__TO BE DONE__. Retype, with no alterations, every line between the one containing "Transcribe this image's" and the one containing "Enumerate this screenshot's", counting both of those lines too. Pictures are to be left out.

__SUPPLIED MATERIAL__.

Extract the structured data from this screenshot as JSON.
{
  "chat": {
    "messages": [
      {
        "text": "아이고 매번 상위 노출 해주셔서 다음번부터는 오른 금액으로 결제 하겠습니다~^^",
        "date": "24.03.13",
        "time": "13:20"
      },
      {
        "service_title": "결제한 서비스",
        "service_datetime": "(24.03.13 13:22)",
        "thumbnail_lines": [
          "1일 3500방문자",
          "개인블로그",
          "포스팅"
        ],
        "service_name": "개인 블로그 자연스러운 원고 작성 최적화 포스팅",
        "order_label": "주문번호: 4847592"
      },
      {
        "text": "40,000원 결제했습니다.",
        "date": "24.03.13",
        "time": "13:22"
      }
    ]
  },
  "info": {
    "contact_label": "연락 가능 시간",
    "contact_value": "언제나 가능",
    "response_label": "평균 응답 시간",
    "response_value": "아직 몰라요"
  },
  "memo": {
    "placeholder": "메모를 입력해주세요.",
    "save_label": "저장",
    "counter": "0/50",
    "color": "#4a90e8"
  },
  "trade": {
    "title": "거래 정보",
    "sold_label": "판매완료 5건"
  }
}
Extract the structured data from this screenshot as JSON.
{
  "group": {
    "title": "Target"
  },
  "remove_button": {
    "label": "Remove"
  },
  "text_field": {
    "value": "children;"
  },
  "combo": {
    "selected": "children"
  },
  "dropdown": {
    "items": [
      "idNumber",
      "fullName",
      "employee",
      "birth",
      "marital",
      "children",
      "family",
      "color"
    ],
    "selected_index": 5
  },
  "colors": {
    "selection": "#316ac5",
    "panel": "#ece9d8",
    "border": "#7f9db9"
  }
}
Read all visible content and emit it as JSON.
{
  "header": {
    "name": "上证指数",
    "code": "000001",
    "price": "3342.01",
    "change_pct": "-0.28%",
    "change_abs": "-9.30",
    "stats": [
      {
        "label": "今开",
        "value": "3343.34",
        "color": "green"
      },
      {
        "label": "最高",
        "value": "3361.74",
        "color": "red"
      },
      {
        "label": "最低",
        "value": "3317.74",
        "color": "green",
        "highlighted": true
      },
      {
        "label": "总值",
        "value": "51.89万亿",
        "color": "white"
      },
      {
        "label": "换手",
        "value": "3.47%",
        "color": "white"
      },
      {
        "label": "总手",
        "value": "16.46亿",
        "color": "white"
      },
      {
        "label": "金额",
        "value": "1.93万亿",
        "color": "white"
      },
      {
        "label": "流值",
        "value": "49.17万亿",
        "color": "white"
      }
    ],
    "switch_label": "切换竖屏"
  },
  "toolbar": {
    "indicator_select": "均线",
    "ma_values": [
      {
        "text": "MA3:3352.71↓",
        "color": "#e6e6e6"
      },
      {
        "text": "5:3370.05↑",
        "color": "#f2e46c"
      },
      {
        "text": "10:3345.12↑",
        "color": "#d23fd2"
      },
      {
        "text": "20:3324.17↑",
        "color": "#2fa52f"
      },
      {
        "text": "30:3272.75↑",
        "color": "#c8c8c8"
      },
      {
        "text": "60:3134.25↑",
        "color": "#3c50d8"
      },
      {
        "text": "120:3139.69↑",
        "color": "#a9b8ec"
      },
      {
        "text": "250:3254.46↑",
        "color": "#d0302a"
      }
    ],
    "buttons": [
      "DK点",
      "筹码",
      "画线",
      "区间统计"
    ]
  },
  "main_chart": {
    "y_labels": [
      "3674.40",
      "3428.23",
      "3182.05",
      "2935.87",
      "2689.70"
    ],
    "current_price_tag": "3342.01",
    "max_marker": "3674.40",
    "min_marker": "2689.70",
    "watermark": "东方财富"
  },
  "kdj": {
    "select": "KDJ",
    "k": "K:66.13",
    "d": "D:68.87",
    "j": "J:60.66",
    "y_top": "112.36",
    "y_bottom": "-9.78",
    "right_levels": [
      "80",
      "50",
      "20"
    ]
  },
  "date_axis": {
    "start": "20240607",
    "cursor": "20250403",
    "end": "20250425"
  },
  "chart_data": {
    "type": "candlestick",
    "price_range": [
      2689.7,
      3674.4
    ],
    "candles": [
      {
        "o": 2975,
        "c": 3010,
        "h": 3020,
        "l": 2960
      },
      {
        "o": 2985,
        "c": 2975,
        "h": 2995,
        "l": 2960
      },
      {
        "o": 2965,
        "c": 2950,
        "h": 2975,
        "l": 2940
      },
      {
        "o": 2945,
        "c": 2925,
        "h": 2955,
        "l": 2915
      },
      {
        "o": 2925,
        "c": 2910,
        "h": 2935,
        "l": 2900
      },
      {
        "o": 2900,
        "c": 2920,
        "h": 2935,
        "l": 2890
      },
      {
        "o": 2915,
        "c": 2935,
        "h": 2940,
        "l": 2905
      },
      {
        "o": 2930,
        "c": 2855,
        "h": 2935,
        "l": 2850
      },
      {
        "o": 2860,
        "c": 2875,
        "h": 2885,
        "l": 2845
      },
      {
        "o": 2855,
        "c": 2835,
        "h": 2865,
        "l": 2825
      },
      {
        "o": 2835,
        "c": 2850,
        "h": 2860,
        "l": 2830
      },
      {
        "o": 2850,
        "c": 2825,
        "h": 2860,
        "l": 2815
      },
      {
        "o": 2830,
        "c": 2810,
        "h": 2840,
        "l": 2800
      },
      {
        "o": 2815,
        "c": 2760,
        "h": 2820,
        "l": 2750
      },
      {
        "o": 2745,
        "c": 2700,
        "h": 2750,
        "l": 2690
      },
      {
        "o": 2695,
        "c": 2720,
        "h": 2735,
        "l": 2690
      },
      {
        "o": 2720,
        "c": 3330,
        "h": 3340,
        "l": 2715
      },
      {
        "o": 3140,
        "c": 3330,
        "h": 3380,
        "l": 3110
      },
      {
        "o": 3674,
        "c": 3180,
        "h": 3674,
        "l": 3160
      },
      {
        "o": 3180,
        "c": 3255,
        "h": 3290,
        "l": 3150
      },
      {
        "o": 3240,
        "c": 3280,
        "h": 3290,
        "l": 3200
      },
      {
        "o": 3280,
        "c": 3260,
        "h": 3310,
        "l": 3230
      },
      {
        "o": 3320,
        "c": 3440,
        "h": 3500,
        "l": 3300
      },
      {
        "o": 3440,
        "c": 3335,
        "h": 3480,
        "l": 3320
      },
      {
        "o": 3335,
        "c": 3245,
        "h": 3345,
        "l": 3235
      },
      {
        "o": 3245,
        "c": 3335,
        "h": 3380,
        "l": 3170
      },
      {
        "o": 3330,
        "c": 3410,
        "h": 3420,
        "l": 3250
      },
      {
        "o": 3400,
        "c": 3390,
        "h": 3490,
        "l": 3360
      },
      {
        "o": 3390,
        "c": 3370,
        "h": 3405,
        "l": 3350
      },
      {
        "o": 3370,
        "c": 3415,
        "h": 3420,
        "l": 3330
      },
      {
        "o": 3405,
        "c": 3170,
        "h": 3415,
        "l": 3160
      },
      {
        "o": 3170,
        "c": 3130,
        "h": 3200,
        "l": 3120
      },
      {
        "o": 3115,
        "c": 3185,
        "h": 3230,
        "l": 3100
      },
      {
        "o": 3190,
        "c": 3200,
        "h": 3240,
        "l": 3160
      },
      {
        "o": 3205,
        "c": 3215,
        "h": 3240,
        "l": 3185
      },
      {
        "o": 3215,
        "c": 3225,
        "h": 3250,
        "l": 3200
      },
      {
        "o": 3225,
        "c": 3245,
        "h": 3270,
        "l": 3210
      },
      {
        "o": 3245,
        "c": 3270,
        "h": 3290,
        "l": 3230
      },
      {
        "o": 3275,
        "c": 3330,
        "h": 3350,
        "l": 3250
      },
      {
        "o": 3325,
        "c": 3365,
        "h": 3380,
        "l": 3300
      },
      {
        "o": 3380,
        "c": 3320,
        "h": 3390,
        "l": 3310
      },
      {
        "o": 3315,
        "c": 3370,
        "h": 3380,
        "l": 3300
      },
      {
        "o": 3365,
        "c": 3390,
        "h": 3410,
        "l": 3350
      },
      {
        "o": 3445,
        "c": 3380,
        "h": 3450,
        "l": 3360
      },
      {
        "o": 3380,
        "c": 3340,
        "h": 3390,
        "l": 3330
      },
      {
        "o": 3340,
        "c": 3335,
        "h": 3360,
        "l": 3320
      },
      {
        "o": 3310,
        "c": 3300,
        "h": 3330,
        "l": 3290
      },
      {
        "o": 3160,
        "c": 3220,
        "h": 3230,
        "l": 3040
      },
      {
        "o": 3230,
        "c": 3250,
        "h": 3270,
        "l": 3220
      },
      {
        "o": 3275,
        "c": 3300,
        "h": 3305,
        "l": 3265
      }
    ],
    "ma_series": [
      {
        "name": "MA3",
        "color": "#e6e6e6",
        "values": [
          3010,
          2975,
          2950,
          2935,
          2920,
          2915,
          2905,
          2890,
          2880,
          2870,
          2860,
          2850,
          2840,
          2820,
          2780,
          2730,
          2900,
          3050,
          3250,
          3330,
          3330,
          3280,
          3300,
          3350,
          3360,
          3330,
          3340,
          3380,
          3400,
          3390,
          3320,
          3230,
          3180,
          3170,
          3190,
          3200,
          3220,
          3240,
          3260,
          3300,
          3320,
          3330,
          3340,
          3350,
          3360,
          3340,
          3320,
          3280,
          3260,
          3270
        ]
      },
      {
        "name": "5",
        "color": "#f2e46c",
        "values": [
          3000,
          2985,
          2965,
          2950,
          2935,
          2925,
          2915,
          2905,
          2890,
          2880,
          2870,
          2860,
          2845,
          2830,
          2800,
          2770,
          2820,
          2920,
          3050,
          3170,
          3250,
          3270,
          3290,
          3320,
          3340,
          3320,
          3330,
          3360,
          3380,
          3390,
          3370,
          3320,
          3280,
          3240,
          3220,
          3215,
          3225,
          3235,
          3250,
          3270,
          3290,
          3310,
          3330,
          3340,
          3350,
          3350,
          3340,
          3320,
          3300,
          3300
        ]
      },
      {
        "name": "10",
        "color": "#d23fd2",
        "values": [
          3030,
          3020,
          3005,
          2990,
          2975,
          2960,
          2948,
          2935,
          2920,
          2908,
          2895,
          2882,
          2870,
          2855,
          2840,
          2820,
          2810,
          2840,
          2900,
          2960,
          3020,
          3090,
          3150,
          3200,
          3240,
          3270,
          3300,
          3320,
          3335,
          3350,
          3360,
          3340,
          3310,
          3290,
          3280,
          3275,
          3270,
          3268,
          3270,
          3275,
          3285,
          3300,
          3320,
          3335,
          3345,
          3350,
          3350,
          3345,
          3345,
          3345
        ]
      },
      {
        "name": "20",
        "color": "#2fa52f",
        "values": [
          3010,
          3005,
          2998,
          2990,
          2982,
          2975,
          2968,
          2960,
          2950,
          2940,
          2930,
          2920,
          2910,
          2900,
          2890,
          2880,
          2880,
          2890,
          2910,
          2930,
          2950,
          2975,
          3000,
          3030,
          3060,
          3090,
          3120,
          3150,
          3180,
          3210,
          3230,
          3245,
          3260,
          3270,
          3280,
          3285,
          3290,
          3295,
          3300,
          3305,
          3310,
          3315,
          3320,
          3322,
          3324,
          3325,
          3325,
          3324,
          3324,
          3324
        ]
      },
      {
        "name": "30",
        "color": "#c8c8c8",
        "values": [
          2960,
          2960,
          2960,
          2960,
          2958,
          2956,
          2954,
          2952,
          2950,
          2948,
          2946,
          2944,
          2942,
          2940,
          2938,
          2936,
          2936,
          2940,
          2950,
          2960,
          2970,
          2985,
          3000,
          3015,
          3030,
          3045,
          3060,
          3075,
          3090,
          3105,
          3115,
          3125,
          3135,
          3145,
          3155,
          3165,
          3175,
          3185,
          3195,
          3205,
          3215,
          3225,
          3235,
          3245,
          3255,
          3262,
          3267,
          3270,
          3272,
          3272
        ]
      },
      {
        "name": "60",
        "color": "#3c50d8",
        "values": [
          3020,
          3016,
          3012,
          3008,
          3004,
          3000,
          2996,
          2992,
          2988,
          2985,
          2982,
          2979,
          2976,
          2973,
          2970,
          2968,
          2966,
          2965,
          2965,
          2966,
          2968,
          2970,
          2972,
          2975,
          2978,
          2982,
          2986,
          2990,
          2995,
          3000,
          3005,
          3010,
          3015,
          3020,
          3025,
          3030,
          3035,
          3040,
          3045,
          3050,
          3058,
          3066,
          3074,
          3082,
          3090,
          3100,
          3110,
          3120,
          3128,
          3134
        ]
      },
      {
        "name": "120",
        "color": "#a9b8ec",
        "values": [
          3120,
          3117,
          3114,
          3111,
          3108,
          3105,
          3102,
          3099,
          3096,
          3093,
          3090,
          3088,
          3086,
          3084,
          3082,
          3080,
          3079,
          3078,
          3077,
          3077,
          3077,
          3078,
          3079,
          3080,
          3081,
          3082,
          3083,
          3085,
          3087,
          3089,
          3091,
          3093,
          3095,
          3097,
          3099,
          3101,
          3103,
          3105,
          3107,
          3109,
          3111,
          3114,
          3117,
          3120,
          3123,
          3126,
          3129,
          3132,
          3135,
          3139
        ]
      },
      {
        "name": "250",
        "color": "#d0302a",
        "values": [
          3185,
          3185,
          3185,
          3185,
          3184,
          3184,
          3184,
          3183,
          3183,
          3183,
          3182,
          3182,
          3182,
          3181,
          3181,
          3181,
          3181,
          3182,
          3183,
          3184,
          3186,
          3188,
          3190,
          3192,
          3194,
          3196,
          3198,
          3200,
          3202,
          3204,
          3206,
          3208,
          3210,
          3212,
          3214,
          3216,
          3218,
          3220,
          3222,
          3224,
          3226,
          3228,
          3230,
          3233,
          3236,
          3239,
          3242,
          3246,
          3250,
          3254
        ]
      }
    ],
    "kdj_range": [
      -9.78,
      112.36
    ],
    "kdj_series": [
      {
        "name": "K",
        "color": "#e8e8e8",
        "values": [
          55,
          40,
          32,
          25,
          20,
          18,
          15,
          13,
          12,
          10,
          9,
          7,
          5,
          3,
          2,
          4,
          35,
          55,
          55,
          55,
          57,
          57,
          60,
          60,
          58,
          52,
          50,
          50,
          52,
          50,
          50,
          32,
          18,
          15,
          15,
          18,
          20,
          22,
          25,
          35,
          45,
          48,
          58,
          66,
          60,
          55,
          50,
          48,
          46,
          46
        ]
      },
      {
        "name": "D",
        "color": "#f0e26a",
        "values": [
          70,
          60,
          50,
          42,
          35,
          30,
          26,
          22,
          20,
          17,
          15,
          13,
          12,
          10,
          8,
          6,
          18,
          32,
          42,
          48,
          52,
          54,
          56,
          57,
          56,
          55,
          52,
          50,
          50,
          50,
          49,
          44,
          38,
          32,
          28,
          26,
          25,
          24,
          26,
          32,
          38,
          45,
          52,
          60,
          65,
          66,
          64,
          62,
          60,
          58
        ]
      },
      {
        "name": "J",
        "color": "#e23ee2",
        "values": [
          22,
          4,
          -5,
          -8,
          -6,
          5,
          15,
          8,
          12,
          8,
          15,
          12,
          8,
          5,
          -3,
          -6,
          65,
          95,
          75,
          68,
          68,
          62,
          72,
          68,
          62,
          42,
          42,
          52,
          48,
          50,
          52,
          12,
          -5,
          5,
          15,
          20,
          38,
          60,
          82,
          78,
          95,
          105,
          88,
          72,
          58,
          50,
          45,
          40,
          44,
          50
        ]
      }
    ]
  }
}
...
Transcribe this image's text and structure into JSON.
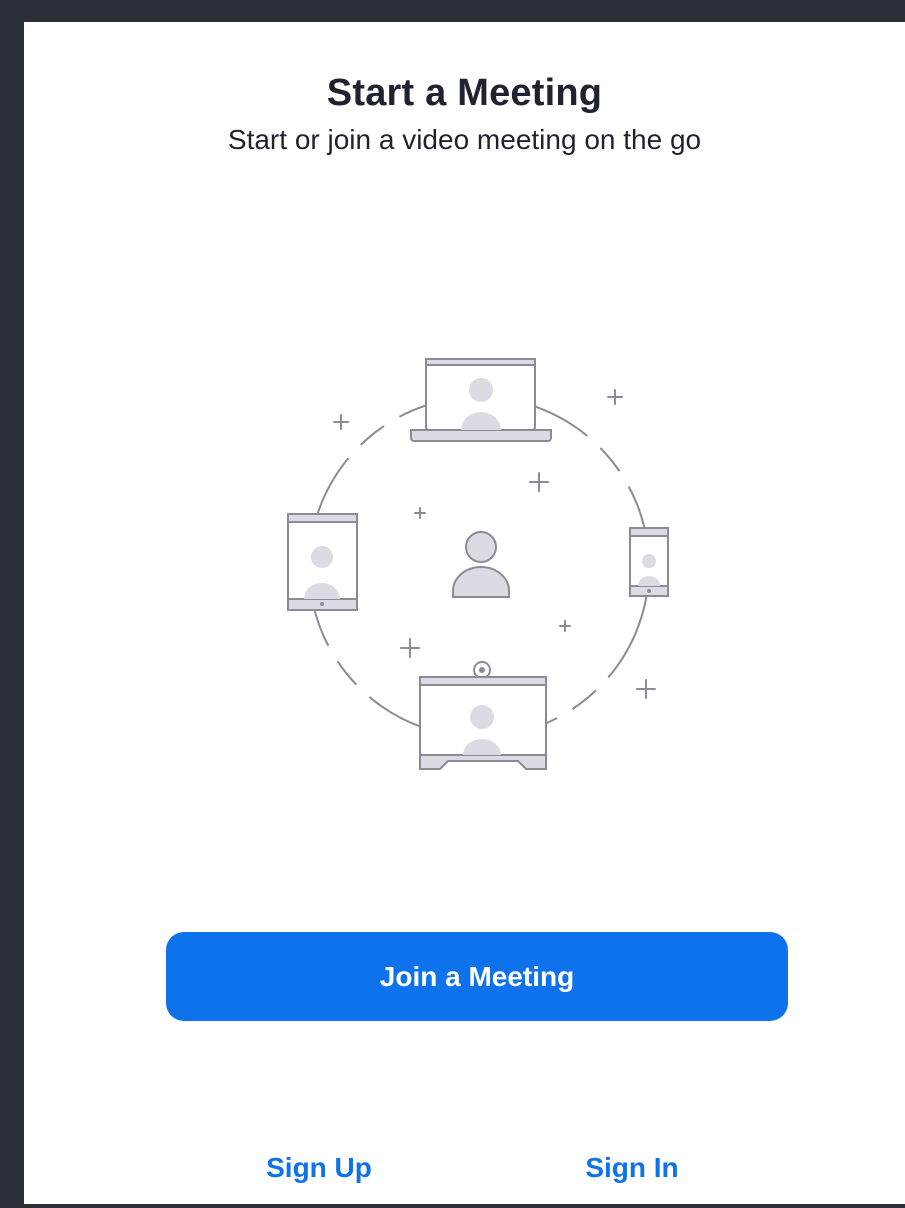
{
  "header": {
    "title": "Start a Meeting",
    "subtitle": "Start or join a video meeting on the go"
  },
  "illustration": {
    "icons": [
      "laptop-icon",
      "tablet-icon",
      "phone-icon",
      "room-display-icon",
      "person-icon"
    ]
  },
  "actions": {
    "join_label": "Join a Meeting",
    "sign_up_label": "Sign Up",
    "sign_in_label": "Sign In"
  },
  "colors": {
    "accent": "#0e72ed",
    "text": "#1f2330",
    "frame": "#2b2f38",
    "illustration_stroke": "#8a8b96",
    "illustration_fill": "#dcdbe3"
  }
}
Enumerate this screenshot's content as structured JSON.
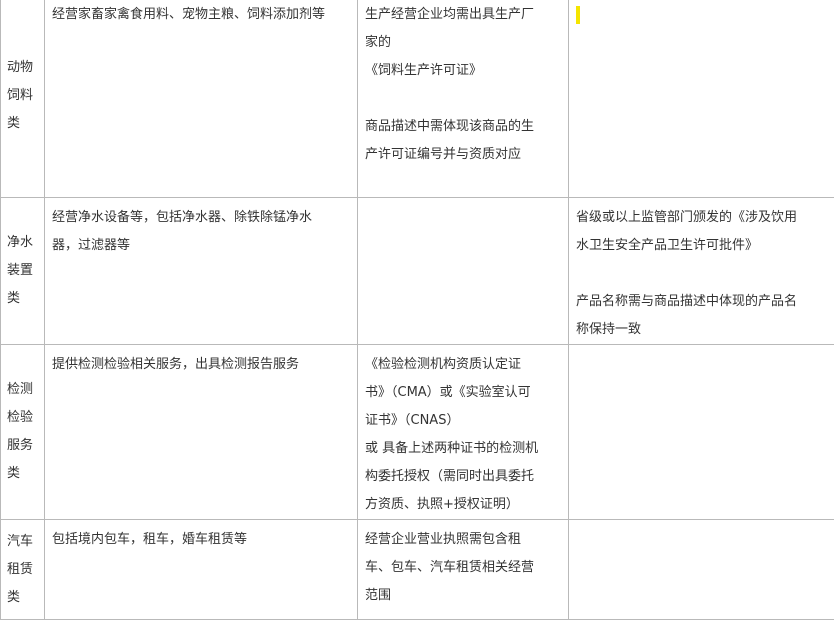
---
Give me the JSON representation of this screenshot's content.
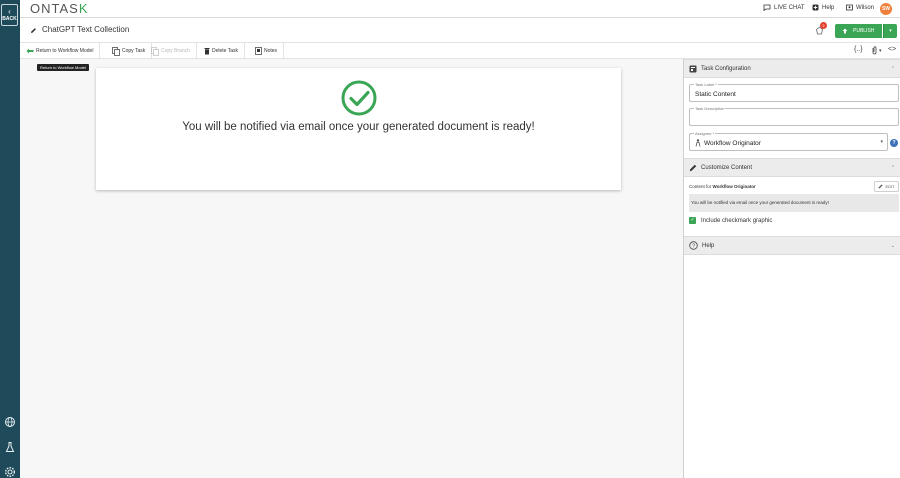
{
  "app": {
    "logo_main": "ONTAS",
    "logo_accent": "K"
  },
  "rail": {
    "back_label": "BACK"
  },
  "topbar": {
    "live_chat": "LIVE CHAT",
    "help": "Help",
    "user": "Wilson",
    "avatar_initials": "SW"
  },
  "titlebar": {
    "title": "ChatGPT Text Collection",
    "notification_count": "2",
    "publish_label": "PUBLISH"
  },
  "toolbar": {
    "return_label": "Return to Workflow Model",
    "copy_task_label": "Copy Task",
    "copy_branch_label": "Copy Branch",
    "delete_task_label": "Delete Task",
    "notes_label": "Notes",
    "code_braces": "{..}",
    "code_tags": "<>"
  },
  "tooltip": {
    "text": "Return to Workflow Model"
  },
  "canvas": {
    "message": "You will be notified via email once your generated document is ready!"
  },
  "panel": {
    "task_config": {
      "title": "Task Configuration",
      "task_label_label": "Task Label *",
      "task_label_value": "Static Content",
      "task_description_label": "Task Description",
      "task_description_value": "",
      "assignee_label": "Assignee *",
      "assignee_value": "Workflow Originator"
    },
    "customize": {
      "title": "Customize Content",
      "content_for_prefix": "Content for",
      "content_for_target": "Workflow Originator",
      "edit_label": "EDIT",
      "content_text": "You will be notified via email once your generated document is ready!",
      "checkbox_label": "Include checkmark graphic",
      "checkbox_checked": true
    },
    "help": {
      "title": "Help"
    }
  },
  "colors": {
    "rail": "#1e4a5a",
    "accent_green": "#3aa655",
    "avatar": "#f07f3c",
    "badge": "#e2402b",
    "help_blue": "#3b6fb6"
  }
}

__ANSWER TO THE PROBLEM__.
Transcribe this image's text and structure into JSON.
{
  "header": {
    "title": "Start a Meeting",
    "subtitle": "Start or join a video meeting on the go"
  },
  "illustration": {
    "icons": [
      "laptop-icon",
      "tablet-icon",
      "phone-icon",
      "room-display-icon",
      "person-icon"
    ]
  },
  "actions": {
    "join_label": "Join a Meeting",
    "sign_up_label": "Sign Up",
    "sign_in_label": "Sign In"
  },
  "colors": {
    "accent": "#0e72ed",
    "text": "#1f2330",
    "frame": "#2b2f38",
    "illustration_stroke": "#8a8b96",
    "illustration_fill": "#dcdbe3"
  }
}
Enumerate this screenshot's content as structured JSON.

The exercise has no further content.